■ EXERCISE
Of the lines in the records that follow, how many include the word "related"? Answer with a bare number.

■ MATERIAL PROVIDED

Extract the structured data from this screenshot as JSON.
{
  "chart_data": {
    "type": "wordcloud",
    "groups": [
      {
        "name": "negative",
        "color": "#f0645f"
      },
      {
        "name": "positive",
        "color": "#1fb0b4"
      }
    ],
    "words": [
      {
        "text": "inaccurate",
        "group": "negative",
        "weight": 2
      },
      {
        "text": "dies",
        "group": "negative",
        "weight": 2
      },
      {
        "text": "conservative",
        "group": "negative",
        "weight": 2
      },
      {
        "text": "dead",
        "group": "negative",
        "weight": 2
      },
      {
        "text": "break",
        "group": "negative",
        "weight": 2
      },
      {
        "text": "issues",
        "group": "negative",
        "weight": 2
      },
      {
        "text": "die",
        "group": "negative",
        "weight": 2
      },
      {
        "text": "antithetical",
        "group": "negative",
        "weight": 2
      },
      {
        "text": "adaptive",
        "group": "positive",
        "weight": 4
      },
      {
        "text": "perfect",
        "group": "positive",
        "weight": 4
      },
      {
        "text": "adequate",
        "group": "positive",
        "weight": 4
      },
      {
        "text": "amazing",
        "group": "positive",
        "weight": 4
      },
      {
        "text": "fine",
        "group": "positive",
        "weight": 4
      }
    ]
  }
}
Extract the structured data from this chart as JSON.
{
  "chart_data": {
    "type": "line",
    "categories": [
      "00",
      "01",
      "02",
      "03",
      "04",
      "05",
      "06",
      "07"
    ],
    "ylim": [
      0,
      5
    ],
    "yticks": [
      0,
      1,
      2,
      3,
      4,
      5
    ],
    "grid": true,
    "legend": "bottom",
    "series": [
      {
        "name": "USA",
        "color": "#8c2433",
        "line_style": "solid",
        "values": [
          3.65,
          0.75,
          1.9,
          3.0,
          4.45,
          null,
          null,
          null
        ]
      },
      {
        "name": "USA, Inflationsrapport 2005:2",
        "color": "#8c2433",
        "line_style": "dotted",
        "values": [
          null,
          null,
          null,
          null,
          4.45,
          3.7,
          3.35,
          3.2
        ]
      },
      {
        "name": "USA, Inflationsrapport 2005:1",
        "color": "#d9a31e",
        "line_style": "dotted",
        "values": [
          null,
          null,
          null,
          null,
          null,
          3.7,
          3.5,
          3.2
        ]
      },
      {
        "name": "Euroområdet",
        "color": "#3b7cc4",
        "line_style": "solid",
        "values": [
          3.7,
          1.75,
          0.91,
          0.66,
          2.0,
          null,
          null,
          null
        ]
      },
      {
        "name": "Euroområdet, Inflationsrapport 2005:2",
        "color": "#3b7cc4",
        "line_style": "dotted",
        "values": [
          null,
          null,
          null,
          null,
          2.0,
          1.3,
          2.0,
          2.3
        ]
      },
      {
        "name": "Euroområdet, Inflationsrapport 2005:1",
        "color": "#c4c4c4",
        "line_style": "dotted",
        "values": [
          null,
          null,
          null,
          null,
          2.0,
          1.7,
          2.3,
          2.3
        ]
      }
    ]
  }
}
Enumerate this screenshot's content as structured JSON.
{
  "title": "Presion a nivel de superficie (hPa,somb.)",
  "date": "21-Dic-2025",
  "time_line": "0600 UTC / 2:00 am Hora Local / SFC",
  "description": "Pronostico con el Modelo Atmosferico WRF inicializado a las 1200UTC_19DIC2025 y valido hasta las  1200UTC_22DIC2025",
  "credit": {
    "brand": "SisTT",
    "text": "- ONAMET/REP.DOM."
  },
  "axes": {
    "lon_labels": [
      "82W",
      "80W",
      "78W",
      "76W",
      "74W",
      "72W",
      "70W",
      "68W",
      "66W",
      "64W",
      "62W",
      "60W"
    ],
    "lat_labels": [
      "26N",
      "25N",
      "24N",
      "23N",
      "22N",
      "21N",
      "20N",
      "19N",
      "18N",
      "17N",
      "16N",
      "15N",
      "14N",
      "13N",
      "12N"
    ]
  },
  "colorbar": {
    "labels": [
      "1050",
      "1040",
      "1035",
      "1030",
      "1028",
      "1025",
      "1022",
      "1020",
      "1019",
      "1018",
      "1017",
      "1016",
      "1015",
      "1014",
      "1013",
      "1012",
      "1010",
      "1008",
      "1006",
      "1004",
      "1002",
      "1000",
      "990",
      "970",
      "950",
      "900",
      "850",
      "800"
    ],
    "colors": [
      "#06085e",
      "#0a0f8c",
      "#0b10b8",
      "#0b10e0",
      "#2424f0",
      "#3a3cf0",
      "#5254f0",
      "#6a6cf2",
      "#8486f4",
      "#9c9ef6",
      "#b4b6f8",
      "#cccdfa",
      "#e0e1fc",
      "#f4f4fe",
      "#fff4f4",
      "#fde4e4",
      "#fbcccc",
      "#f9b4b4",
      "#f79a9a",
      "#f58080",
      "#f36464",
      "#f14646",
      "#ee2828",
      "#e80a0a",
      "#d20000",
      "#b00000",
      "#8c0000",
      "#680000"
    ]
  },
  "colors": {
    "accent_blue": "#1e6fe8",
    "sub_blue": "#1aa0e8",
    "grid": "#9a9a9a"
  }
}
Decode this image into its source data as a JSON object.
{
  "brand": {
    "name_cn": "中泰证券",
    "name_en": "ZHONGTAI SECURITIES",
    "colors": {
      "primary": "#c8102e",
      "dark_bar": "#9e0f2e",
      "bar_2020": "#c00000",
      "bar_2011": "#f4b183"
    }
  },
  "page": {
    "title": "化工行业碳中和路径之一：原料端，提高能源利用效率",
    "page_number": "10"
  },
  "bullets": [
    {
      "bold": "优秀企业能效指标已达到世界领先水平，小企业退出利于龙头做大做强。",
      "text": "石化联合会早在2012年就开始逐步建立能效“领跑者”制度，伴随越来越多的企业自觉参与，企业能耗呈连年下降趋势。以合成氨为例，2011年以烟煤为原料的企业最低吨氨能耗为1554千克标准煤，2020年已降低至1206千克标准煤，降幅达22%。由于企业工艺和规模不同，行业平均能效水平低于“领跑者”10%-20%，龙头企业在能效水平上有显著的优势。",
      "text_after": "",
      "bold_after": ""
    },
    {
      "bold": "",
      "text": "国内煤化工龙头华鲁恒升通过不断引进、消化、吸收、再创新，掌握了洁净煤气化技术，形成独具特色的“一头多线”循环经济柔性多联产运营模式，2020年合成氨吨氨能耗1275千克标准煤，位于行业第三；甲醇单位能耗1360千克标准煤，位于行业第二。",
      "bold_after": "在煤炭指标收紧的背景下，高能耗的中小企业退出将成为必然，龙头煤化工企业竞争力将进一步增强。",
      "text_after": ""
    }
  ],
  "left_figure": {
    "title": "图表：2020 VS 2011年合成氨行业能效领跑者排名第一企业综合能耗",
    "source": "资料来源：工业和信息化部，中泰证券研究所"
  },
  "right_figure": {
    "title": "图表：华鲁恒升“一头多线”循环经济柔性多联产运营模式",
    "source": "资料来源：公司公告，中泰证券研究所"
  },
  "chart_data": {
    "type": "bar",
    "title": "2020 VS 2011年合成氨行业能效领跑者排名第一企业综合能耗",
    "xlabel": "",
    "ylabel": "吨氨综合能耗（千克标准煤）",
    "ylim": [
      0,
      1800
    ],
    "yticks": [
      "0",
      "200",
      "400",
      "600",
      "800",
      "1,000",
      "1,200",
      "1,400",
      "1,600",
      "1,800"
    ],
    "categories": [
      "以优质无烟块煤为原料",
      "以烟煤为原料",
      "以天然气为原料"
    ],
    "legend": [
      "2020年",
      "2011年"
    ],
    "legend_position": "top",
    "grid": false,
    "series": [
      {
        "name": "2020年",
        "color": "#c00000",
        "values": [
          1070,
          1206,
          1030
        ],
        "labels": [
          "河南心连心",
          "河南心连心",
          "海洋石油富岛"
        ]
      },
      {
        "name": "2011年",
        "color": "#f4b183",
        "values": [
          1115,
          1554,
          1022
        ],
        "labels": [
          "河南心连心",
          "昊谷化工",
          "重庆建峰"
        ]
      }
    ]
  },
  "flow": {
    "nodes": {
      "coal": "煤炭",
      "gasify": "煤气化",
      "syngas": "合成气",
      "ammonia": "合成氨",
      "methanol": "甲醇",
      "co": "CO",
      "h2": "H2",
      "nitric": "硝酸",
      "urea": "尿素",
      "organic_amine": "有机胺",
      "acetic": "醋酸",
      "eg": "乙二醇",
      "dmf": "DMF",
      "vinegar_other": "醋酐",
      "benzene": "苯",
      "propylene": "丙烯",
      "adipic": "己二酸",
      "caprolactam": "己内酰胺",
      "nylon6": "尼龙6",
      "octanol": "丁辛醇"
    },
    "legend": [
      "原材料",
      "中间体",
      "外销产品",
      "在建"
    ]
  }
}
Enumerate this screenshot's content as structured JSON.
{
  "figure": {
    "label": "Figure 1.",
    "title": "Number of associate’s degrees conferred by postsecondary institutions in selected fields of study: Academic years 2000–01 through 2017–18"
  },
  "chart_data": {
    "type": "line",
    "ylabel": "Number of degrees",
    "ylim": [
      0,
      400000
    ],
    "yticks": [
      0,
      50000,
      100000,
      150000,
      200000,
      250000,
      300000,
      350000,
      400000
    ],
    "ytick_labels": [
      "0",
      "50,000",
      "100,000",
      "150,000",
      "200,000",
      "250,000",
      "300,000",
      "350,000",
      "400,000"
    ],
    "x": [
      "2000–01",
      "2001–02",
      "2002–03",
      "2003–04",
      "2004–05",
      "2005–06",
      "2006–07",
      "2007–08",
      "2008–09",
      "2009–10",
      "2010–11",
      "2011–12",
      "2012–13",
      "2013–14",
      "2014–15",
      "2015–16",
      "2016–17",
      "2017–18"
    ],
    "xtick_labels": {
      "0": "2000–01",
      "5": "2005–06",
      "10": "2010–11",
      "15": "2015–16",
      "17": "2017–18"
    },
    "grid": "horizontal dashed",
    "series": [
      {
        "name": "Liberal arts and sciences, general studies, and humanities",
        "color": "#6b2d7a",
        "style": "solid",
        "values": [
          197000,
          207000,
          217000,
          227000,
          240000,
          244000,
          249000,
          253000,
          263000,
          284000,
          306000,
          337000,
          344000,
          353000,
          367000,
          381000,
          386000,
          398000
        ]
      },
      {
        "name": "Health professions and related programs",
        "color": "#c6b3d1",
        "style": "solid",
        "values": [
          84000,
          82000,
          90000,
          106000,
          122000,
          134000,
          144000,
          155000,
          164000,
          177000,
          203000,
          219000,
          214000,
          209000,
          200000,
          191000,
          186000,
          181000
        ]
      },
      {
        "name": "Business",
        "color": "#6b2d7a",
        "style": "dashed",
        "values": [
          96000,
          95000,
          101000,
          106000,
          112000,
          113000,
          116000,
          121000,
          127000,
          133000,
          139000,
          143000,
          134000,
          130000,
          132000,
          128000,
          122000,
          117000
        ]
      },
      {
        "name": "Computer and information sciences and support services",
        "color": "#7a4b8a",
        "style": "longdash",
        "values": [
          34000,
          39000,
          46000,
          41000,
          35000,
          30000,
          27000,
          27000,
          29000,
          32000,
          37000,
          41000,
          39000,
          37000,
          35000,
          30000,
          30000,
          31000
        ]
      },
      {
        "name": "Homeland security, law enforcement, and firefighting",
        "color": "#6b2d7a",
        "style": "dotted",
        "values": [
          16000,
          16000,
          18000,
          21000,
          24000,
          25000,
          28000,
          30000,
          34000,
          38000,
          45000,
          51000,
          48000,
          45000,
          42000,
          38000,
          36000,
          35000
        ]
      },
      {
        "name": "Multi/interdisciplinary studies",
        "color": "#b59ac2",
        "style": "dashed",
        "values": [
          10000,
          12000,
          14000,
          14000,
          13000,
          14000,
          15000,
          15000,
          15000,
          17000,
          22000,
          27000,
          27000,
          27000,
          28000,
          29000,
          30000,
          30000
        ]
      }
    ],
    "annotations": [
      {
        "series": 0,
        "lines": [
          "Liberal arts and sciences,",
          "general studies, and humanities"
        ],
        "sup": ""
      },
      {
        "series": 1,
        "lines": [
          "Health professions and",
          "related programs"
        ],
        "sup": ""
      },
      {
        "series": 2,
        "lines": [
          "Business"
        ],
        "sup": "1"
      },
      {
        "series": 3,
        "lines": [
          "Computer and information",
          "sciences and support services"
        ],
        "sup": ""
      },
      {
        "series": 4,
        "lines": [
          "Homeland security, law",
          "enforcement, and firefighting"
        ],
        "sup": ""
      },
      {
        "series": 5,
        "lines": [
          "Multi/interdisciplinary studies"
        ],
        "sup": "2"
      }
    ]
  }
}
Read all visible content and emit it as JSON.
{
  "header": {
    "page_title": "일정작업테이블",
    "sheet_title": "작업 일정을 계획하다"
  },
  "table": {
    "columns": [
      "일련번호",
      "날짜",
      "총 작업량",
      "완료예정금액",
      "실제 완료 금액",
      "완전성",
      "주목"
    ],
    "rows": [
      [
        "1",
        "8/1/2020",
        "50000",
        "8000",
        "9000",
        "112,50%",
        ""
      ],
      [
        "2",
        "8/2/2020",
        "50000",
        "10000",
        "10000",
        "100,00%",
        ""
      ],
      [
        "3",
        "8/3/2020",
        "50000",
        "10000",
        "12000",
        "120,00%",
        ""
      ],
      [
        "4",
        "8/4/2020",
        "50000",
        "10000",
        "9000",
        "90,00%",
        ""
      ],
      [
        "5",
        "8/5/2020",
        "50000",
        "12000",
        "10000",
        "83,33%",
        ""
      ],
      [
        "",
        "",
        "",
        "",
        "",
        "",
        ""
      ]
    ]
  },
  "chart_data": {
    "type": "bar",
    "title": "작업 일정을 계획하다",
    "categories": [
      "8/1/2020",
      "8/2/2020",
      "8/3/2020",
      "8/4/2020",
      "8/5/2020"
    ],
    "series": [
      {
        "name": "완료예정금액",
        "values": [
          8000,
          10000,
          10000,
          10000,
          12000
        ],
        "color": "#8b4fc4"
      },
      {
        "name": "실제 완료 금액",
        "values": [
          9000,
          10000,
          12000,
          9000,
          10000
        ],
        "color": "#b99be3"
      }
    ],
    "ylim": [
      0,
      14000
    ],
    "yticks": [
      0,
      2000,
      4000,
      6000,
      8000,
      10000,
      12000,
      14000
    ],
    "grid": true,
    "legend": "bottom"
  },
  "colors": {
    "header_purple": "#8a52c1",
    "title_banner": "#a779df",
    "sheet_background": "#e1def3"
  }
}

■ FULL OUTPUT
2